■ Exercise: How many lines in the records below hold the string "Figure"? Answer with the number alone.

[Begin]

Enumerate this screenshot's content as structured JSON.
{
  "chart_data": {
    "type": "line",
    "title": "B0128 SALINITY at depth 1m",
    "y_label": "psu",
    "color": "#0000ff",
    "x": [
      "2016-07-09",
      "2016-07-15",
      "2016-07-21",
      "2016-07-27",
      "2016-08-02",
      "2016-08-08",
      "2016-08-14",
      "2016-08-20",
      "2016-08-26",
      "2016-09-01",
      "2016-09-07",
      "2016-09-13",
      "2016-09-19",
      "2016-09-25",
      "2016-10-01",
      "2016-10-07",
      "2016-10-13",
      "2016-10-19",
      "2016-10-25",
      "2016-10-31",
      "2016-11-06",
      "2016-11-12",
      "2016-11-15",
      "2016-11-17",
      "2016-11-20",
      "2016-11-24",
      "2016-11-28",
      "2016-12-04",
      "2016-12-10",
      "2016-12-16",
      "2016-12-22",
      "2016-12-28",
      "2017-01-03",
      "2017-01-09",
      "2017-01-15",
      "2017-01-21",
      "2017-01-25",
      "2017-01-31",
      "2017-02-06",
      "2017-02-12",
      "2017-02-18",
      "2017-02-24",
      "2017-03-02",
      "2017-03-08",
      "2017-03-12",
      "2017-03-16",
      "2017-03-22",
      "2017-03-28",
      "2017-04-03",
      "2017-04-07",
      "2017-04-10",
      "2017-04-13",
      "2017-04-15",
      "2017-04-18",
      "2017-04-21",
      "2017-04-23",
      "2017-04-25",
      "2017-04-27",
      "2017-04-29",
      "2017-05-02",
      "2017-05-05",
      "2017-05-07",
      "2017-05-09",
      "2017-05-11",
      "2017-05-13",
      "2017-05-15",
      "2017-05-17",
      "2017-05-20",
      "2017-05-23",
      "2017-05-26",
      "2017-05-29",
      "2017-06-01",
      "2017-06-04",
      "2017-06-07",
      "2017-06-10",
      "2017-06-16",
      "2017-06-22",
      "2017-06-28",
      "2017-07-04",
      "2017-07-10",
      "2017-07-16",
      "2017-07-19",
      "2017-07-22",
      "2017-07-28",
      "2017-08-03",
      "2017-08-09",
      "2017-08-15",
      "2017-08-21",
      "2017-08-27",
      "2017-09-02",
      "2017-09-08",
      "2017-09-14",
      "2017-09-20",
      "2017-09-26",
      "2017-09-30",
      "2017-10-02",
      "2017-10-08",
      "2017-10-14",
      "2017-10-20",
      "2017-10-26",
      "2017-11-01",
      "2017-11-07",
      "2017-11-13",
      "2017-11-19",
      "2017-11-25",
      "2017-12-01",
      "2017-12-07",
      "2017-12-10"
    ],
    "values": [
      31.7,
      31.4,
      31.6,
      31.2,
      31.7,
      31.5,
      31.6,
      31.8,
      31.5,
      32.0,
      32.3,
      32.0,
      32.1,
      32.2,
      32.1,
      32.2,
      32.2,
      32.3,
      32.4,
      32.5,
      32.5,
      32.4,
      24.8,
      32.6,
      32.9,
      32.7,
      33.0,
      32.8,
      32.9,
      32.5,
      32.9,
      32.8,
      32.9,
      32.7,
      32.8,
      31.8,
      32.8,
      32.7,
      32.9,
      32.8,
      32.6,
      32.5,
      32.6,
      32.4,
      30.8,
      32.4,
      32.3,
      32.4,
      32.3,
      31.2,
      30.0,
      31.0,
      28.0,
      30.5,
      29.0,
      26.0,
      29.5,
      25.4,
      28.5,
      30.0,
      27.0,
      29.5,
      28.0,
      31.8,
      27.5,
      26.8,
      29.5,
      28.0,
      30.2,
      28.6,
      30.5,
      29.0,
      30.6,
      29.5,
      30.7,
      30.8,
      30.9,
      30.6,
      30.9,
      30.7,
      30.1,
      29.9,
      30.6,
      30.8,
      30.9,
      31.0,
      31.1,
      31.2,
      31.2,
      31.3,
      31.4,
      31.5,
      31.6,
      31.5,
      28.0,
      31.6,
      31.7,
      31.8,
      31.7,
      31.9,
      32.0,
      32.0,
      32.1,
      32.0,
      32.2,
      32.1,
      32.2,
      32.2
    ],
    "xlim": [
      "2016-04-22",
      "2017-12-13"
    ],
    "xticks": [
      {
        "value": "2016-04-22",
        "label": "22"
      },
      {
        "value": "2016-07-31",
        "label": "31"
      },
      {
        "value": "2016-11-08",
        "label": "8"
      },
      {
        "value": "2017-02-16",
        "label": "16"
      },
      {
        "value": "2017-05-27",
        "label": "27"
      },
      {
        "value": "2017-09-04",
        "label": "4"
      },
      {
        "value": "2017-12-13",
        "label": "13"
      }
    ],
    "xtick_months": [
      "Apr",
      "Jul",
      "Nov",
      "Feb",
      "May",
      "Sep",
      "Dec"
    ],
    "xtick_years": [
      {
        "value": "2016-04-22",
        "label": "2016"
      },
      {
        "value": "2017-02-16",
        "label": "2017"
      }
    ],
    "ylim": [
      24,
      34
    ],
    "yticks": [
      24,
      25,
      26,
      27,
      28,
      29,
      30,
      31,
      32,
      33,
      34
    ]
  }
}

[End]
[Begin]

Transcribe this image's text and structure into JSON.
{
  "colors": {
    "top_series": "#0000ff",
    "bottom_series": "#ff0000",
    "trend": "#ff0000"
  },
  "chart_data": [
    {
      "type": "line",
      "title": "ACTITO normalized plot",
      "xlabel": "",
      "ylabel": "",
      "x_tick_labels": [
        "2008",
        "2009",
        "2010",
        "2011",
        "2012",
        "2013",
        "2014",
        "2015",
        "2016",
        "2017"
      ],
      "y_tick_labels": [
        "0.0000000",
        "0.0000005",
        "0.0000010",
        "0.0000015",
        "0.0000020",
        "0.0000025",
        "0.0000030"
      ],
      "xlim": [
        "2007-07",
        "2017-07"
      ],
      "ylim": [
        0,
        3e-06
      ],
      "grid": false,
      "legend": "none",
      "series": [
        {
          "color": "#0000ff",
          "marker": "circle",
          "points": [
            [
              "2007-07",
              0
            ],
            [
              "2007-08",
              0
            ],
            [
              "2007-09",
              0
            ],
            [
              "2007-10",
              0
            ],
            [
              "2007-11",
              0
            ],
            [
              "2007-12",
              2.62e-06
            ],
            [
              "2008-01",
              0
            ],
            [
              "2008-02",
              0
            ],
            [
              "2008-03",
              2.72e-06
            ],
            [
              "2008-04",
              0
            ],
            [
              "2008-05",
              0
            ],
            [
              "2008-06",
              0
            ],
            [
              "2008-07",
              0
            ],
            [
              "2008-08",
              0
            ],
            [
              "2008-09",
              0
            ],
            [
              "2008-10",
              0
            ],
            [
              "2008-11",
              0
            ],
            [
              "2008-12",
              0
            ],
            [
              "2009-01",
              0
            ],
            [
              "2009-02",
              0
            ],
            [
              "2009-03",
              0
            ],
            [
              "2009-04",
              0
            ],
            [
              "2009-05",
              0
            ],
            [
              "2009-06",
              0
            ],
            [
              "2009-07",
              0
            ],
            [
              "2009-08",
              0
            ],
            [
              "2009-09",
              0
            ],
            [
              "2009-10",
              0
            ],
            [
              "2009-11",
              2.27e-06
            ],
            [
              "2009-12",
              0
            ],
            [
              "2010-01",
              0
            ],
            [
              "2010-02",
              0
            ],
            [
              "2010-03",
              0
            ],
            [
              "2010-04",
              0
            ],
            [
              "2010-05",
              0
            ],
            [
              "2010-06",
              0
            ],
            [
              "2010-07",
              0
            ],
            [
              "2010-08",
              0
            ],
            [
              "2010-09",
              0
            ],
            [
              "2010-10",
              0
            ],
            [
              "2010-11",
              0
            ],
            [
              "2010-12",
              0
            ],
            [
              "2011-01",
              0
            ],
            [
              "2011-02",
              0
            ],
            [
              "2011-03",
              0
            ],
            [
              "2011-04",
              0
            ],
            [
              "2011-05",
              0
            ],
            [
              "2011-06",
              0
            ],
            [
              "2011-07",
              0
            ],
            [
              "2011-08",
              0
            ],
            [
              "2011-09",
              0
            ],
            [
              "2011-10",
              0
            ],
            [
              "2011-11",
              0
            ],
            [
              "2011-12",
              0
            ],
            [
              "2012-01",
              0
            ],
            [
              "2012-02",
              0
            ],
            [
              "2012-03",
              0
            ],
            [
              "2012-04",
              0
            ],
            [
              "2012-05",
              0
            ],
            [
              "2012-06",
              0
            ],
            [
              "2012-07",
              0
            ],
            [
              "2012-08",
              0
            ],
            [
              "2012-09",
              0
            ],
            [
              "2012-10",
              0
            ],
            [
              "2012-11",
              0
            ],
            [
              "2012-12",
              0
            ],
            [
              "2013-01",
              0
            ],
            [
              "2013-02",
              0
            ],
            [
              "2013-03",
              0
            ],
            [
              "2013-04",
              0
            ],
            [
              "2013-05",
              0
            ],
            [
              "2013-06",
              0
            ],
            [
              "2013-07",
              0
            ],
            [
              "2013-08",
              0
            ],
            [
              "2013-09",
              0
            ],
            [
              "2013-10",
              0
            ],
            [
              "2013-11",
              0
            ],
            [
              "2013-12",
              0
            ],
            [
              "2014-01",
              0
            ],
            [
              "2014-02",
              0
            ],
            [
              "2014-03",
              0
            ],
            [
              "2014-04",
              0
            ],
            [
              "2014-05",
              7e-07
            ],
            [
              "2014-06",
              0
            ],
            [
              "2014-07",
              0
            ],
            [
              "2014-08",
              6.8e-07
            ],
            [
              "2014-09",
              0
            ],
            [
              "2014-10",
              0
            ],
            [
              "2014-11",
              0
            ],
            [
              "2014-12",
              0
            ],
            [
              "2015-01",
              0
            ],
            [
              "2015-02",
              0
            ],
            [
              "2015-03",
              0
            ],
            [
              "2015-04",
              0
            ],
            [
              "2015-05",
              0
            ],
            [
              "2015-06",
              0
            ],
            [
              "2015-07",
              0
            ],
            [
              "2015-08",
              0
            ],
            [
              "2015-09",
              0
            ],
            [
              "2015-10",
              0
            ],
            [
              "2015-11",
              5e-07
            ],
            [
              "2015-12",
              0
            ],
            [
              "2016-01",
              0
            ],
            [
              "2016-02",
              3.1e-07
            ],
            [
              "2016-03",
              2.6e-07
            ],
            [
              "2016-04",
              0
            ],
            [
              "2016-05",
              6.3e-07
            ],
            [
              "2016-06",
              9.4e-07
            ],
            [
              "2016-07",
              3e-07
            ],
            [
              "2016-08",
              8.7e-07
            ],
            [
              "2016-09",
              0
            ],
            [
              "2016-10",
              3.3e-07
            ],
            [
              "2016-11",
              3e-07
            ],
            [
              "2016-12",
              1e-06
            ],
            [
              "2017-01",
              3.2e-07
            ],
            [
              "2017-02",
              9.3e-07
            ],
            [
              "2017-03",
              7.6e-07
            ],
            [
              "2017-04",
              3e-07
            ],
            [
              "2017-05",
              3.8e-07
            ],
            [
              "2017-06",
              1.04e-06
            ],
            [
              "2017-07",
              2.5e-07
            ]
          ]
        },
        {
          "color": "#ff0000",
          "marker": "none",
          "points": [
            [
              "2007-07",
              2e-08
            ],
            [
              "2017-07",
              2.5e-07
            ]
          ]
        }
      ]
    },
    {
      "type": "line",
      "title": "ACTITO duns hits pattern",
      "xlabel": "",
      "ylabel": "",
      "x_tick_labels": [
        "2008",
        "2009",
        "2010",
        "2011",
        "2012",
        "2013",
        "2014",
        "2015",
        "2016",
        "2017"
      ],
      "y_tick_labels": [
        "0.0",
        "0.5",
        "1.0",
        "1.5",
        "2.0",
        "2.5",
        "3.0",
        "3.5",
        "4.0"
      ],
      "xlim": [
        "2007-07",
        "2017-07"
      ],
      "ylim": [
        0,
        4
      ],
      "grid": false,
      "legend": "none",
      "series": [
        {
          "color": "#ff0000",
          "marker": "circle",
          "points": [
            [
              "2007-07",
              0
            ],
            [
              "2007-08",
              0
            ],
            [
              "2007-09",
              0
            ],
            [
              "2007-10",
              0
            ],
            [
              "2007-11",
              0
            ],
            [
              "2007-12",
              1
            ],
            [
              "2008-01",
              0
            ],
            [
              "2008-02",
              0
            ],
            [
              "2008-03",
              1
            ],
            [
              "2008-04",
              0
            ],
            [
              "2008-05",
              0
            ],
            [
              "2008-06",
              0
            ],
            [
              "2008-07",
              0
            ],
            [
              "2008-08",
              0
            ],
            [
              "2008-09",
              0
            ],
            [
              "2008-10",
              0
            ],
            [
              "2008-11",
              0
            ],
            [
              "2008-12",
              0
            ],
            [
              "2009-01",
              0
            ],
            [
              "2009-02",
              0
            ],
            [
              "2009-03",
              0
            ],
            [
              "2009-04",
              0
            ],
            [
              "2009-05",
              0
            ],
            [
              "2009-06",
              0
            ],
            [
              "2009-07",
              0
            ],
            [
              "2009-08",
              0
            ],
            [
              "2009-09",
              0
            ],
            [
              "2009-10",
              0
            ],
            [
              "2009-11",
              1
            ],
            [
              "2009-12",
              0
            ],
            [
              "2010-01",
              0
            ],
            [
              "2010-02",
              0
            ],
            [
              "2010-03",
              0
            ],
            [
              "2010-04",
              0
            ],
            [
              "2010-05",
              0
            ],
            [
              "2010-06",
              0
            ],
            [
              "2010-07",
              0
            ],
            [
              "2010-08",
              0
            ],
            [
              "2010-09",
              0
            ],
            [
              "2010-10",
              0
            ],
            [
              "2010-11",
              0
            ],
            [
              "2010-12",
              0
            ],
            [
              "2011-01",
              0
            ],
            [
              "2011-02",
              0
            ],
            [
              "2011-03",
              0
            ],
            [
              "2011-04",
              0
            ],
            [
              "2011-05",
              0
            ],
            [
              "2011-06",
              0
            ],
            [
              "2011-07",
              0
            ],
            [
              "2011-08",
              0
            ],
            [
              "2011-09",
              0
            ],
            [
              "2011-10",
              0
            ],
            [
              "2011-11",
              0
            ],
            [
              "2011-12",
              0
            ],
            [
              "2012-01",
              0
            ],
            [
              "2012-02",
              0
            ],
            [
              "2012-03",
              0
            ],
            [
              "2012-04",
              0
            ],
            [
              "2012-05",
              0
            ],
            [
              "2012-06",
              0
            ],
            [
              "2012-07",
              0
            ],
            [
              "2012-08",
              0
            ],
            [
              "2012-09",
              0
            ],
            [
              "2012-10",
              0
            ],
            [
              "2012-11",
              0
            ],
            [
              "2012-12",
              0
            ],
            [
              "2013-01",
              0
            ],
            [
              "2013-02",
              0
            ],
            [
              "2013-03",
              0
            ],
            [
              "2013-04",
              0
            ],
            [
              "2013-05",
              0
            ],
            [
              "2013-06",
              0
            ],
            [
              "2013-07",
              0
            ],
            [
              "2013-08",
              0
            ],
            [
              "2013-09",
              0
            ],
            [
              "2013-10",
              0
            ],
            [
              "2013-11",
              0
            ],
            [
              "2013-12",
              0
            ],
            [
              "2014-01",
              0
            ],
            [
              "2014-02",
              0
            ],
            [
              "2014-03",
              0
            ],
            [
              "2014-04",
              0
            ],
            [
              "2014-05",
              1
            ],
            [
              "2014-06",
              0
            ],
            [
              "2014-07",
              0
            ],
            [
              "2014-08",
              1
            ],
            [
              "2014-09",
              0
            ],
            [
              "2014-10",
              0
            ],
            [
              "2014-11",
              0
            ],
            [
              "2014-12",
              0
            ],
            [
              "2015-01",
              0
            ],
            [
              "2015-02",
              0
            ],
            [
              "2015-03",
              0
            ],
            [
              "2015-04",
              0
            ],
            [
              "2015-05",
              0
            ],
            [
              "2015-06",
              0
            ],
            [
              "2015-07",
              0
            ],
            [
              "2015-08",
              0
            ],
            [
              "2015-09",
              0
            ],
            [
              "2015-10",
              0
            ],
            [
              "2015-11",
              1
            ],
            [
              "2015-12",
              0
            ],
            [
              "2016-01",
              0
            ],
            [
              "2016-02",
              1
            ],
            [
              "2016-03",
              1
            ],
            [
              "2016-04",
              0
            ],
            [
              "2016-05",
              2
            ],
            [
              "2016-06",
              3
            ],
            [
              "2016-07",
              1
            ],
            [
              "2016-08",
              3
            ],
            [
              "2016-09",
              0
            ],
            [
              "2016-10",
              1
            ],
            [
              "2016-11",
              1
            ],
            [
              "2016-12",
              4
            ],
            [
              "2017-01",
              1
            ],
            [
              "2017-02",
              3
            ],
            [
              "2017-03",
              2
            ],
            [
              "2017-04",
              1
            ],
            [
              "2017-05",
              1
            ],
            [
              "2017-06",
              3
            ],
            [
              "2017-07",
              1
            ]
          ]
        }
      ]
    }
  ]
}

[End]
[Begin]

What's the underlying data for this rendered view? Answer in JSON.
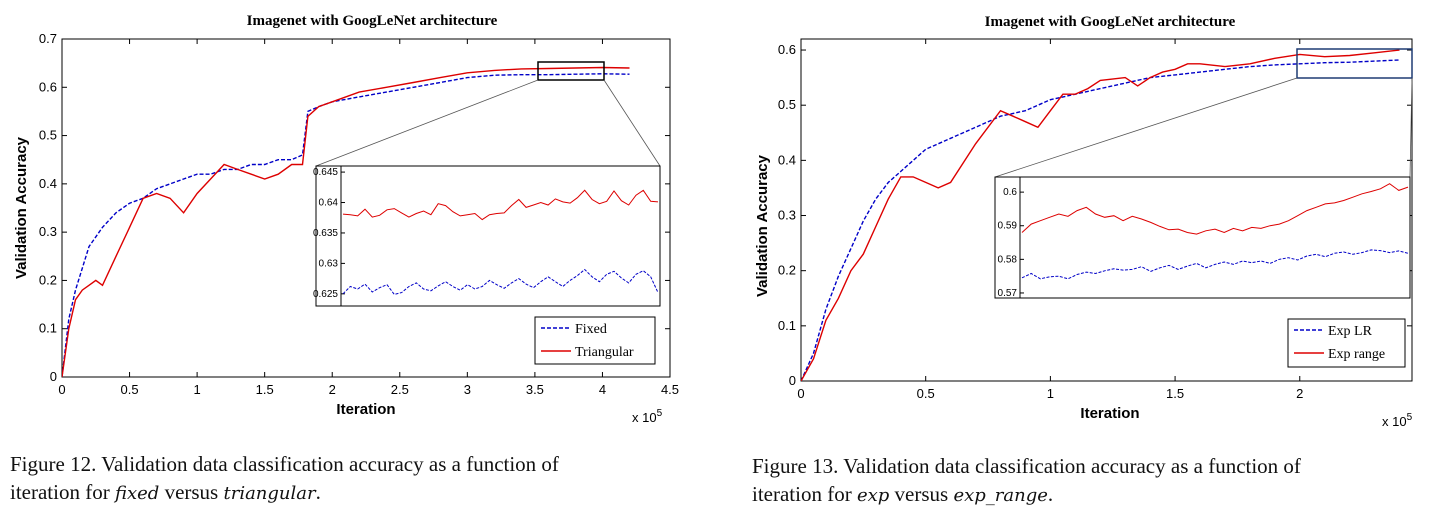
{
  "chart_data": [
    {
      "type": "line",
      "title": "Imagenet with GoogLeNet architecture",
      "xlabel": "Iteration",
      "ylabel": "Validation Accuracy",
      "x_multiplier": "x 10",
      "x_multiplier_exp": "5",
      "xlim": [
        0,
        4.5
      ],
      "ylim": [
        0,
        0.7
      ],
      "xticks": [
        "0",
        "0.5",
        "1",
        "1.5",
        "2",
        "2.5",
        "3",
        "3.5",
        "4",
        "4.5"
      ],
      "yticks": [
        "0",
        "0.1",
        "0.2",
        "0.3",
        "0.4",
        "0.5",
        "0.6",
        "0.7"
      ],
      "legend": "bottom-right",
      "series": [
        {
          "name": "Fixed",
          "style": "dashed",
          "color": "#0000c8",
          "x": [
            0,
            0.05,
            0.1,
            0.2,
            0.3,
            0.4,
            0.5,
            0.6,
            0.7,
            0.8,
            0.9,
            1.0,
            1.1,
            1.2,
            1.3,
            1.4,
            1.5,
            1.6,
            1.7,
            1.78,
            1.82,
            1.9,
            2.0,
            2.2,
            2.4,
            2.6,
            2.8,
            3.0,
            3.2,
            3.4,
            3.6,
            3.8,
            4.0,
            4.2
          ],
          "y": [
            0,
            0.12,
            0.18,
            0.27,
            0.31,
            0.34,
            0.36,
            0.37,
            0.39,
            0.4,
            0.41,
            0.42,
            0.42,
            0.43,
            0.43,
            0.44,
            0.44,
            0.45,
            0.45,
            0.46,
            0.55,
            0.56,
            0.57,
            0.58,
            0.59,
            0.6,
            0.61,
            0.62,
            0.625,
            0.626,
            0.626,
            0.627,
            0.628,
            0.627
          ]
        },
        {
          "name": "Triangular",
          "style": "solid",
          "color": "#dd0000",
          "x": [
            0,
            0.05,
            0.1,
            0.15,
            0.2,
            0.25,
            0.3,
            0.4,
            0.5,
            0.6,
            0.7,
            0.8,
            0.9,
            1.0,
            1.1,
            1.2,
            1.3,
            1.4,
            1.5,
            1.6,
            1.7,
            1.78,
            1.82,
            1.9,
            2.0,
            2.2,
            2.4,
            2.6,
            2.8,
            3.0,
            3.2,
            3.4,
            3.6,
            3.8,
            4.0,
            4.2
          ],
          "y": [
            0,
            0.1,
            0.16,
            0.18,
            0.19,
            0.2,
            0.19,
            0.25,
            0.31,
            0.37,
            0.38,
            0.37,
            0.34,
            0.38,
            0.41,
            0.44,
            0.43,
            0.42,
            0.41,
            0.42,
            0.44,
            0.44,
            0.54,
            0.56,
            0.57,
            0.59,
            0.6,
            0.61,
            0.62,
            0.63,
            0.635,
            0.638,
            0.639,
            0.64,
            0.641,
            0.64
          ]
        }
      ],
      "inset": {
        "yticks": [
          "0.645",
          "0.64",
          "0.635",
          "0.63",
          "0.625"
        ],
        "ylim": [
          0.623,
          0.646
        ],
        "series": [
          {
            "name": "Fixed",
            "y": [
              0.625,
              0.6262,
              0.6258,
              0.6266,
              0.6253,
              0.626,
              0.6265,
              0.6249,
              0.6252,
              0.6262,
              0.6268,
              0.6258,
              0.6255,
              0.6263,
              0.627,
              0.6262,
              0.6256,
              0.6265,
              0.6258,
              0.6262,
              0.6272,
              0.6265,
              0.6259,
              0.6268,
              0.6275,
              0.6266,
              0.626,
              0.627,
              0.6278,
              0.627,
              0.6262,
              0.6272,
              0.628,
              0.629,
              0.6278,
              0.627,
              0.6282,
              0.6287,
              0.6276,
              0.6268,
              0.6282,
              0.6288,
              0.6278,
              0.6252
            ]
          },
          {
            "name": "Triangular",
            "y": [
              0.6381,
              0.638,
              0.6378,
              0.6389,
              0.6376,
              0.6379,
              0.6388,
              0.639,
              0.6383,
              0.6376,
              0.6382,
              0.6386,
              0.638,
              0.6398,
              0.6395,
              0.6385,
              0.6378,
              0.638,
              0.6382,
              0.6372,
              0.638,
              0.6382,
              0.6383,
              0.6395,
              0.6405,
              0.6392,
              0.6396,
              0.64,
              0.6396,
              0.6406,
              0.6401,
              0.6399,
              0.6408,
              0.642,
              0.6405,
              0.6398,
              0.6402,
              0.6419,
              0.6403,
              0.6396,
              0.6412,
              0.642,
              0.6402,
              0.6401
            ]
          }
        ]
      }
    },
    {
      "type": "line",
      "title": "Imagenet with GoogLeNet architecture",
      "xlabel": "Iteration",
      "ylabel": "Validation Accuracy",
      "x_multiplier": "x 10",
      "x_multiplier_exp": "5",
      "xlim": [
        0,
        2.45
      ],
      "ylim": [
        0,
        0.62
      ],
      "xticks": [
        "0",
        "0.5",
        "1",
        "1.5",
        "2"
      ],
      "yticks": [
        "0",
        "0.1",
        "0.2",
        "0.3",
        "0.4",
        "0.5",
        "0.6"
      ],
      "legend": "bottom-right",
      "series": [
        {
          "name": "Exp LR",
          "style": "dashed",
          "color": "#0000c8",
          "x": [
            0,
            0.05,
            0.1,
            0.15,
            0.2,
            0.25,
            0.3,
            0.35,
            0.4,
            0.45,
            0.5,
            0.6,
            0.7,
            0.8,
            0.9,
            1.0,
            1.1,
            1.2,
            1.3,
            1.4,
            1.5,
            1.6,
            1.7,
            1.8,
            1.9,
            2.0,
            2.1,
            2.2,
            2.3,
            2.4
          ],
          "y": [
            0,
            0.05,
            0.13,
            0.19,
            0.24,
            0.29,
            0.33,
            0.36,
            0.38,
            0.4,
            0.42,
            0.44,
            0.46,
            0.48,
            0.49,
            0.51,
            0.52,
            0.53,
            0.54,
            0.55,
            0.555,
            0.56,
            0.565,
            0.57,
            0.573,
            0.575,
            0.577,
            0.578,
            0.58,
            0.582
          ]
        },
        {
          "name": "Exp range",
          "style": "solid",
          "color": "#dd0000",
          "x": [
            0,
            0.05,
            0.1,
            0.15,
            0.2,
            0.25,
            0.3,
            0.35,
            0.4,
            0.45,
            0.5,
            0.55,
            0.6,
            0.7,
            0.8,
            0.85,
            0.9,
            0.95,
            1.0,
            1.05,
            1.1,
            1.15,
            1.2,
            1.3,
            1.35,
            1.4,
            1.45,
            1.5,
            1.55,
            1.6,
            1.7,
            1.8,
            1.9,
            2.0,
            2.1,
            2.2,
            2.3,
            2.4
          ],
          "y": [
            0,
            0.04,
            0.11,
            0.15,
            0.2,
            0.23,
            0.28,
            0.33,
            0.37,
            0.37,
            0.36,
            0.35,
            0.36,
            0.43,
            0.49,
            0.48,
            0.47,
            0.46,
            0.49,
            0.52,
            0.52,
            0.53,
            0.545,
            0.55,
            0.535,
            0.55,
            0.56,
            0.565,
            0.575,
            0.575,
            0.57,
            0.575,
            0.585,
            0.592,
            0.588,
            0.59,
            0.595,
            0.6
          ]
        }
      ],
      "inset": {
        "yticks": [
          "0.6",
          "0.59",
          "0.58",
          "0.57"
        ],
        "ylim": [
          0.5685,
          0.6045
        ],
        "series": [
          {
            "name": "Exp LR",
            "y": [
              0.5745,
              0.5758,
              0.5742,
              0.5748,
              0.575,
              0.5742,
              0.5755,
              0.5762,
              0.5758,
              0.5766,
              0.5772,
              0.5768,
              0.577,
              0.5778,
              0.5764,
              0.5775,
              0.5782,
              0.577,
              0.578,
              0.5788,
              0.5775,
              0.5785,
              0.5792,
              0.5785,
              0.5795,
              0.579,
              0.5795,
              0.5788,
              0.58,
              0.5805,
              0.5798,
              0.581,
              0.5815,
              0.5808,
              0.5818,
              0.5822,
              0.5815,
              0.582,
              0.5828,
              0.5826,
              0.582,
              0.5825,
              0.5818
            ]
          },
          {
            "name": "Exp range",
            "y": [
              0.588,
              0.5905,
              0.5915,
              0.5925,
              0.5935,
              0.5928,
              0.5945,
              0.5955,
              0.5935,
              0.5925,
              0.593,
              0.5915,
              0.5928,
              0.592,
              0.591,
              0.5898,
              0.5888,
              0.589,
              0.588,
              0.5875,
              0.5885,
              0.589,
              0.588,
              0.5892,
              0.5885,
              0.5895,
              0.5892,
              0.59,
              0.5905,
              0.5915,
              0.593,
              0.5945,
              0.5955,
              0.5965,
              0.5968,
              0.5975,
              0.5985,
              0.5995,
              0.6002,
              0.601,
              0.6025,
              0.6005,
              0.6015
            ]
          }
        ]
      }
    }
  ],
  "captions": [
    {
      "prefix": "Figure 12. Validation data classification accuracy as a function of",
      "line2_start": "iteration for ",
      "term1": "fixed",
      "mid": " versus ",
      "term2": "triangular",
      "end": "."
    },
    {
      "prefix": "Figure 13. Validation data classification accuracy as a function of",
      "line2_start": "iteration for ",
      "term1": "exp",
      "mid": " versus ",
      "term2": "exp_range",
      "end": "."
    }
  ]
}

[End]

■ Task solution: 2